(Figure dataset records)

>> start

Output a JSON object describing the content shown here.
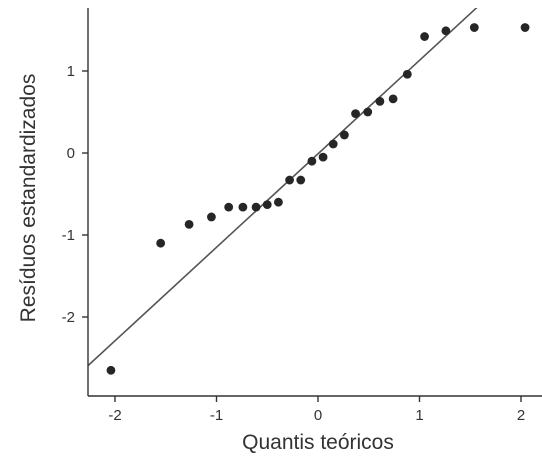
{
  "chart_data": {
    "type": "scatter",
    "title": "",
    "xlabel": "Quantis teóricos",
    "ylabel": "Resíduos estandardizados",
    "xlim": [
      -2.1,
      2.1
    ],
    "ylim": [
      -2.75,
      1.75
    ],
    "x_ticks": [
      -2,
      -1,
      0,
      1,
      2
    ],
    "x_tick_labels": [
      "-2",
      "-1",
      "0",
      "1",
      "2"
    ],
    "y_ticks": [
      -2,
      -1,
      0,
      1
    ],
    "y_tick_labels": [
      "-2",
      "-1",
      "0",
      "1"
    ],
    "grid": false,
    "colors": {
      "points": "#262626",
      "line": "#555555",
      "axis": "#333333"
    },
    "reference_line": {
      "slope": 1.14,
      "intercept": -0.01
    },
    "points": [
      {
        "x": -2.04,
        "y": -2.65
      },
      {
        "x": -1.55,
        "y": -1.1
      },
      {
        "x": -1.27,
        "y": -0.87
      },
      {
        "x": -1.05,
        "y": -0.78
      },
      {
        "x": -0.88,
        "y": -0.66
      },
      {
        "x": -0.74,
        "y": -0.66
      },
      {
        "x": -0.61,
        "y": -0.66
      },
      {
        "x": -0.5,
        "y": -0.63
      },
      {
        "x": -0.39,
        "y": -0.6
      },
      {
        "x": -0.28,
        "y": -0.33
      },
      {
        "x": -0.17,
        "y": -0.33
      },
      {
        "x": -0.06,
        "y": -0.1
      },
      {
        "x": 0.05,
        "y": -0.05
      },
      {
        "x": 0.15,
        "y": 0.11
      },
      {
        "x": 0.26,
        "y": 0.22
      },
      {
        "x": 0.37,
        "y": 0.48
      },
      {
        "x": 0.49,
        "y": 0.5
      },
      {
        "x": 0.61,
        "y": 0.63
      },
      {
        "x": 0.74,
        "y": 0.66
      },
      {
        "x": 0.88,
        "y": 0.96
      },
      {
        "x": 1.05,
        "y": 1.42
      },
      {
        "x": 1.26,
        "y": 1.49
      },
      {
        "x": 1.54,
        "y": 1.53
      },
      {
        "x": 2.04,
        "y": 1.53
      }
    ]
  }
}
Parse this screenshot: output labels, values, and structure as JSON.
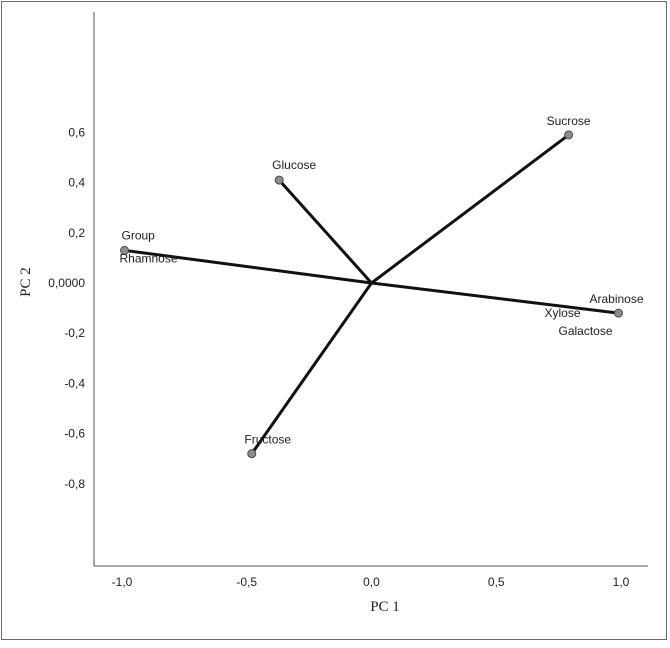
{
  "chart_data": {
    "type": "scatter",
    "title": "",
    "xlabel": "PC 1",
    "ylabel": "PC 2",
    "xlim": [
      -1.1,
      1.1
    ],
    "ylim": [
      -1.1,
      1.0
    ],
    "x_ticks": [
      {
        "value": -1.0,
        "label": "-1,0"
      },
      {
        "value": -0.5,
        "label": "-0,5"
      },
      {
        "value": 0.0,
        "label": "0,0"
      },
      {
        "value": 0.5,
        "label": "0,5"
      },
      {
        "value": 1.0,
        "label": "1,0"
      }
    ],
    "y_ticks": [
      {
        "value": 0.6,
        "label": "0,6"
      },
      {
        "value": 0.4,
        "label": "0,4"
      },
      {
        "value": 0.2,
        "label": "0,2"
      },
      {
        "value": 0.0,
        "label": "0,0000"
      },
      {
        "value": -0.2,
        "label": "-0,2"
      },
      {
        "value": -0.4,
        "label": "-0,4"
      },
      {
        "value": -0.6,
        "label": "-0,6"
      },
      {
        "value": -0.8,
        "label": "-0,8"
      }
    ],
    "grid": false,
    "points": [
      {
        "name": "Sucrose",
        "x": 0.79,
        "y": 0.59,
        "marker": true
      },
      {
        "name": "Glucose",
        "x": -0.37,
        "y": 0.41,
        "marker": true
      },
      {
        "name": "Group",
        "x": -0.99,
        "y": 0.13,
        "marker": true
      },
      {
        "name": "Rhamnose",
        "x": -0.99,
        "y": 0.13,
        "marker": false
      },
      {
        "name": "Arabinose",
        "x": 0.99,
        "y": -0.12,
        "marker": true
      },
      {
        "name": "Xylose",
        "x": 0.99,
        "y": -0.12,
        "marker": false
      },
      {
        "name": "Galactose",
        "x": 0.99,
        "y": -0.12,
        "marker": false
      },
      {
        "name": "Fructose",
        "x": -0.48,
        "y": -0.68,
        "marker": true
      }
    ],
    "vectors_from_origin": [
      "Sucrose",
      "Glucose",
      "Group",
      "Arabinose",
      "Fructose"
    ],
    "colors": {
      "line": "#111111",
      "marker": "#8c8c8c",
      "axis": "#555555",
      "text": "#222222"
    }
  }
}
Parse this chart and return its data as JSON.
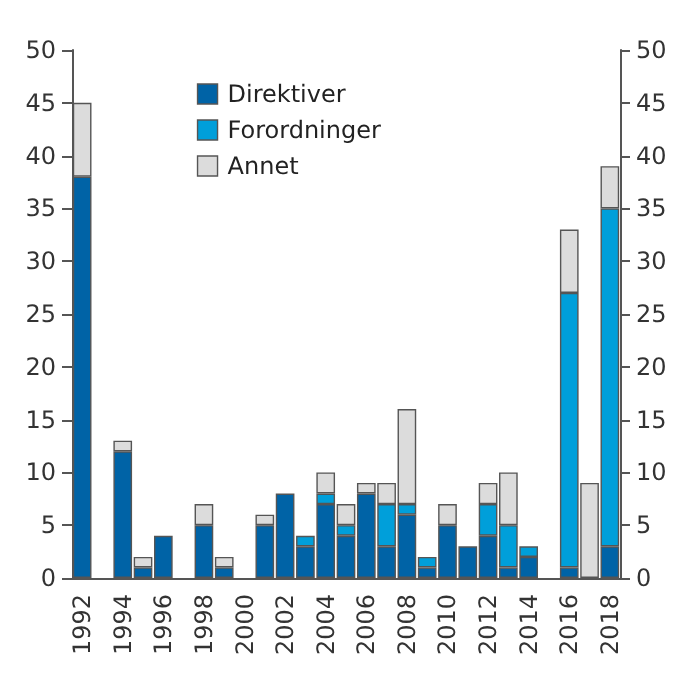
{
  "chart_data": {
    "type": "bar",
    "stacked": true,
    "categories": [
      "1992",
      null,
      "1994",
      null,
      "1996",
      null,
      "1998",
      null,
      "2000",
      null,
      "2002",
      null,
      "2004",
      null,
      "2006",
      null,
      "2008",
      null,
      "2010",
      null,
      "2012",
      null,
      "2014",
      null,
      "2016",
      null,
      "2018"
    ],
    "series": [
      {
        "name": "Direktiver",
        "color": "#0063a6",
        "values": [
          38,
          null,
          12,
          1,
          4,
          null,
          5,
          1,
          null,
          5,
          8,
          3,
          7,
          4,
          8,
          3,
          6,
          1,
          5,
          3,
          4,
          1,
          2,
          null,
          1,
          null,
          3
        ]
      },
      {
        "name": "Forordninger",
        "color": "#009fda",
        "values": [
          null,
          null,
          null,
          null,
          null,
          null,
          null,
          null,
          null,
          null,
          null,
          1,
          1,
          1,
          null,
          4,
          1,
          1,
          null,
          null,
          3,
          4,
          1,
          null,
          26,
          null,
          32
        ]
      },
      {
        "name": "Annet",
        "color": "#dcdcdc",
        "values": [
          7,
          null,
          1,
          1,
          null,
          null,
          2,
          1,
          null,
          1,
          null,
          null,
          2,
          2,
          1,
          2,
          9,
          null,
          2,
          null,
          2,
          5,
          null,
          null,
          6,
          9,
          4
        ]
      }
    ],
    "ylim": [
      0,
      50
    ],
    "yticks": [
      0,
      5,
      10,
      15,
      20,
      25,
      30,
      35,
      40,
      45,
      50
    ],
    "y2lim": [
      0,
      50
    ],
    "y2ticks": [
      0,
      5,
      10,
      15,
      20,
      25,
      30,
      35,
      40,
      45,
      50
    ],
    "legend": "top left",
    "grid": false
  }
}
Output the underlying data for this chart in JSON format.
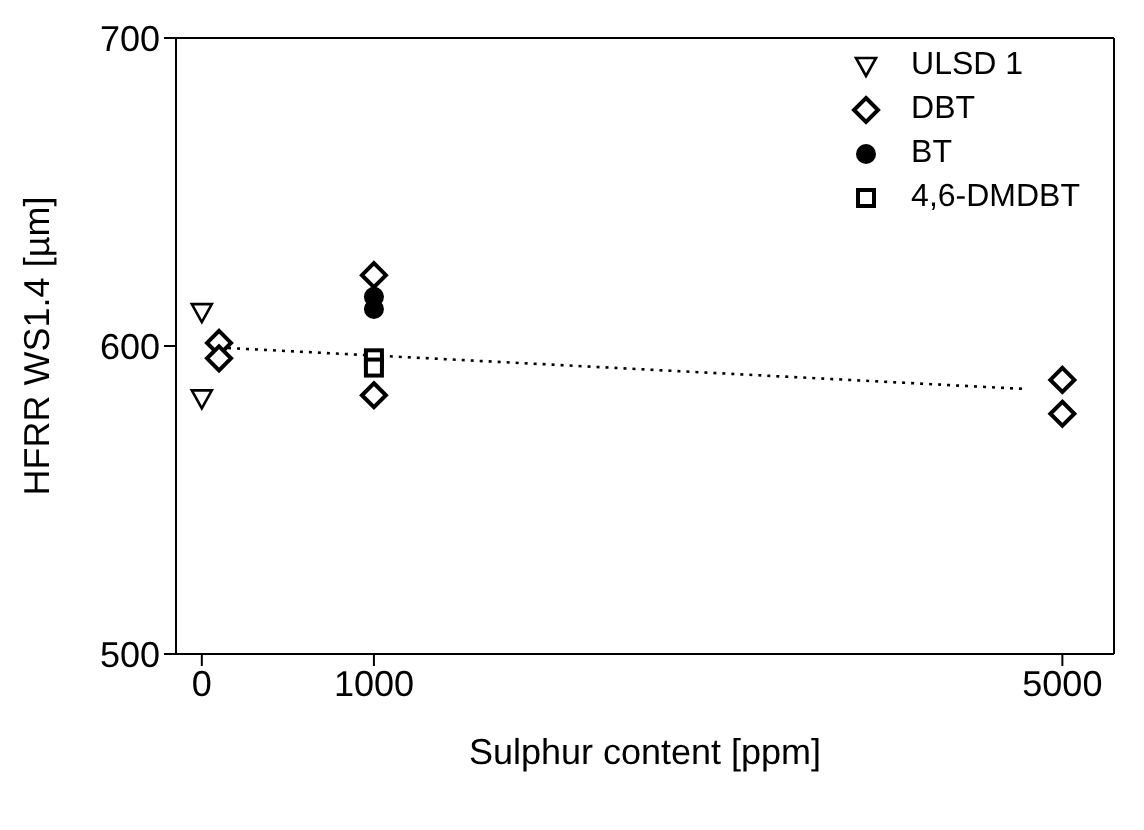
{
  "chart_data": {
    "type": "scatter",
    "xlabel": "Sulphur content [ppm]",
    "ylabel": "HFRR WS1.4 [µm]",
    "xlim": [
      -150,
      5300
    ],
    "xticks": [
      0,
      1000,
      5000
    ],
    "ylim": [
      500,
      700
    ],
    "yticks": [
      500,
      600,
      700
    ],
    "legend": "top right",
    "series": [
      {
        "name": "ULSD 1",
        "color": "#000000",
        "marker": "triangle",
        "x": [
          0,
          0
        ],
        "values": [
          611,
          583
        ]
      },
      {
        "name": "DBT",
        "color": "#000000",
        "marker": "diamond",
        "x": [
          100,
          100,
          1000,
          1000,
          5000,
          5000
        ],
        "values": [
          601,
          596,
          623,
          584,
          589,
          578
        ]
      },
      {
        "name": "BT",
        "color": "#000000",
        "marker": "circle",
        "x": [
          1000,
          1000
        ],
        "values": [
          616,
          612
        ]
      },
      {
        "name": "4,6-DMDBT",
        "color": "#000000",
        "marker": "square",
        "x": [
          1000,
          1000
        ],
        "values": [
          596,
          593
        ]
      },
      {
        "type": "line",
        "color": "#000000",
        "line_style": "dotted",
        "marker": "none",
        "x": [
          100,
          4800
        ],
        "values": [
          599.5,
          586
        ]
      }
    ]
  }
}
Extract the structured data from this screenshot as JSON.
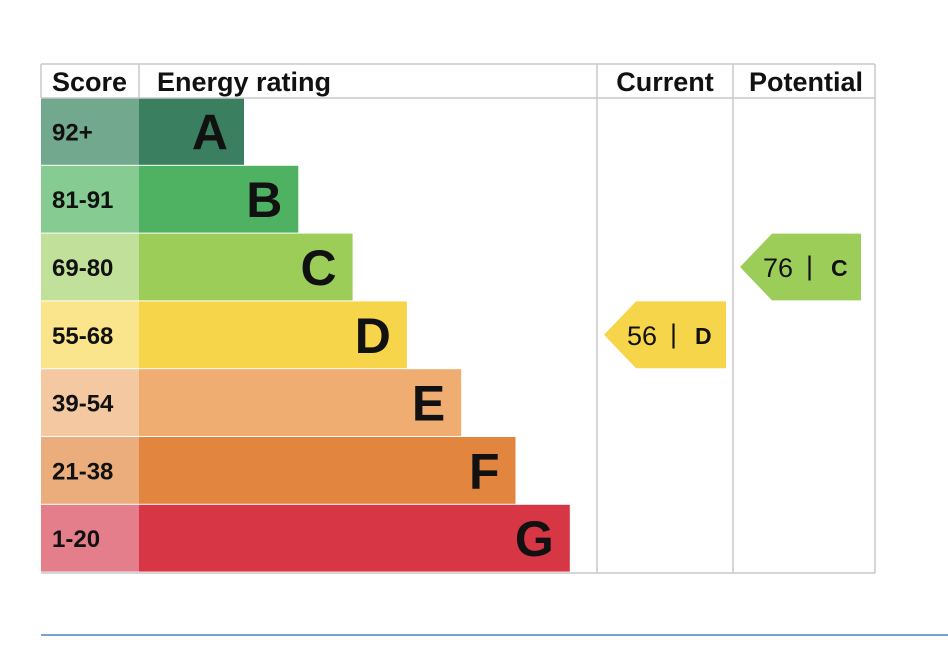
{
  "chart_data": {
    "type": "table",
    "headers": {
      "score": "Score",
      "energy_rating": "Energy rating",
      "current": "Current",
      "potential": "Potential"
    },
    "bands": [
      {
        "letter": "A",
        "score_range": "92+",
        "color": "#3a8060",
        "score_bg": "#72a88e"
      },
      {
        "letter": "B",
        "score_range": "81-91",
        "color": "#4fb262",
        "score_bg": "#86cc92"
      },
      {
        "letter": "C",
        "score_range": "69-80",
        "color": "#9ccd59",
        "score_bg": "#c1e09a"
      },
      {
        "letter": "D",
        "score_range": "55-68",
        "color": "#f6d54b",
        "score_bg": "#fae58c"
      },
      {
        "letter": "E",
        "score_range": "39-54",
        "color": "#efad71",
        "score_bg": "#f4c9a1"
      },
      {
        "letter": "F",
        "score_range": "21-38",
        "color": "#e2863f",
        "score_bg": "#ebad7c"
      },
      {
        "letter": "G",
        "score_range": "1-20",
        "color": "#d73644",
        "score_bg": "#e47e8a"
      }
    ],
    "current": {
      "value": 56,
      "separator": "|",
      "letter": "D",
      "color": "#f6d54b"
    },
    "potential": {
      "value": 76,
      "separator": "|",
      "letter": "C",
      "color": "#9ccd59"
    }
  }
}
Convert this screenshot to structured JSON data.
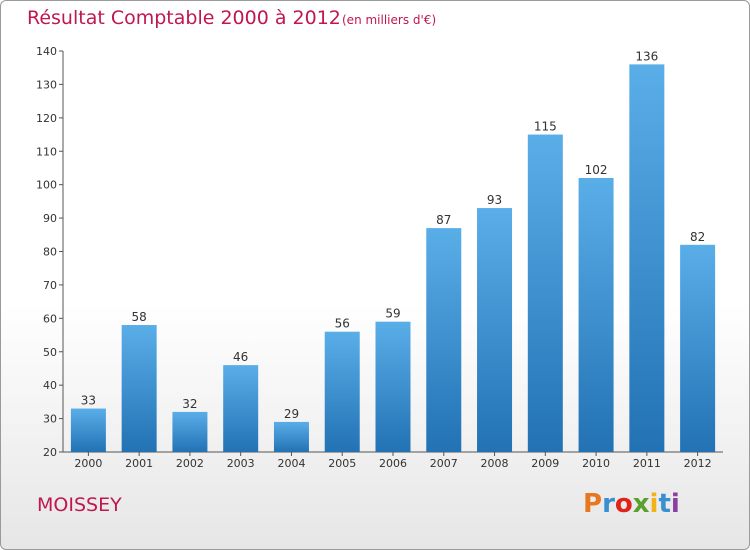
{
  "header": {
    "title": "Résultat Comptable 2000 à 2012",
    "subtitle": "(en milliers d'€)"
  },
  "footer": {
    "place": "MOISSEY",
    "brand": "Proxiti",
    "brand_colors": [
      "#e87722",
      "#3a8fd0",
      "#e2231a",
      "#5aa02c",
      "#f2b316",
      "#3a8fd0",
      "#8b3fa0"
    ]
  },
  "colors": {
    "bar_top": "#5aaee8",
    "bar_bottom": "#2272b4",
    "accent": "#c0174f"
  },
  "chart_data": {
    "type": "bar",
    "categories": [
      "2000",
      "2001",
      "2002",
      "2003",
      "2004",
      "2005",
      "2006",
      "2007",
      "2008",
      "2009",
      "2010",
      "2011",
      "2012"
    ],
    "values": [
      33,
      58,
      32,
      46,
      29,
      56,
      59,
      87,
      93,
      115,
      102,
      136,
      82
    ],
    "title": "Résultat Comptable 2000 à 2012",
    "xlabel": "",
    "ylabel": "",
    "ylim": [
      20,
      140
    ],
    "yticks": [
      20,
      30,
      40,
      50,
      60,
      70,
      80,
      90,
      100,
      110,
      120,
      130,
      140
    ],
    "grid": false,
    "data_labels": true
  }
}
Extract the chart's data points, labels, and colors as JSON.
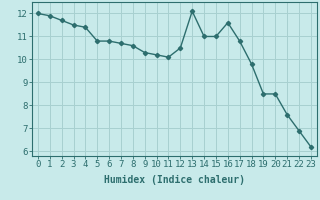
{
  "x": [
    0,
    1,
    2,
    3,
    4,
    5,
    6,
    7,
    8,
    9,
    10,
    11,
    12,
    13,
    14,
    15,
    16,
    17,
    18,
    19,
    20,
    21,
    22,
    23
  ],
  "y": [
    12.0,
    11.9,
    11.7,
    11.5,
    11.4,
    10.8,
    10.8,
    10.7,
    10.6,
    10.3,
    10.2,
    10.1,
    10.5,
    12.1,
    11.0,
    11.0,
    11.6,
    10.8,
    9.8,
    8.5,
    8.5,
    7.6,
    6.9,
    6.2
  ],
  "line_color": "#2d6e6e",
  "marker": "D",
  "marker_size": 2.2,
  "line_width": 1.0,
  "bg_color": "#c8eaea",
  "grid_color": "#a8d0d0",
  "xlabel": "Humidex (Indice chaleur)",
  "xlabel_fontsize": 7,
  "xlim": [
    -0.5,
    23.5
  ],
  "ylim": [
    5.8,
    12.5
  ],
  "xtick_labels": [
    "0",
    "1",
    "2",
    "3",
    "4",
    "5",
    "6",
    "7",
    "8",
    "9",
    "10",
    "11",
    "12",
    "13",
    "14",
    "15",
    "16",
    "17",
    "18",
    "19",
    "20",
    "21",
    "22",
    "23"
  ],
  "ytick_values": [
    6,
    7,
    8,
    9,
    10,
    11,
    12
  ],
  "tick_color": "#2d6e6e",
  "tick_fontsize": 6.5,
  "spine_color": "#2d6e6e"
}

>> end

* Task to carry out:
Give only the number of lines in the records that contain the string "content".

* Solution to this problem:
2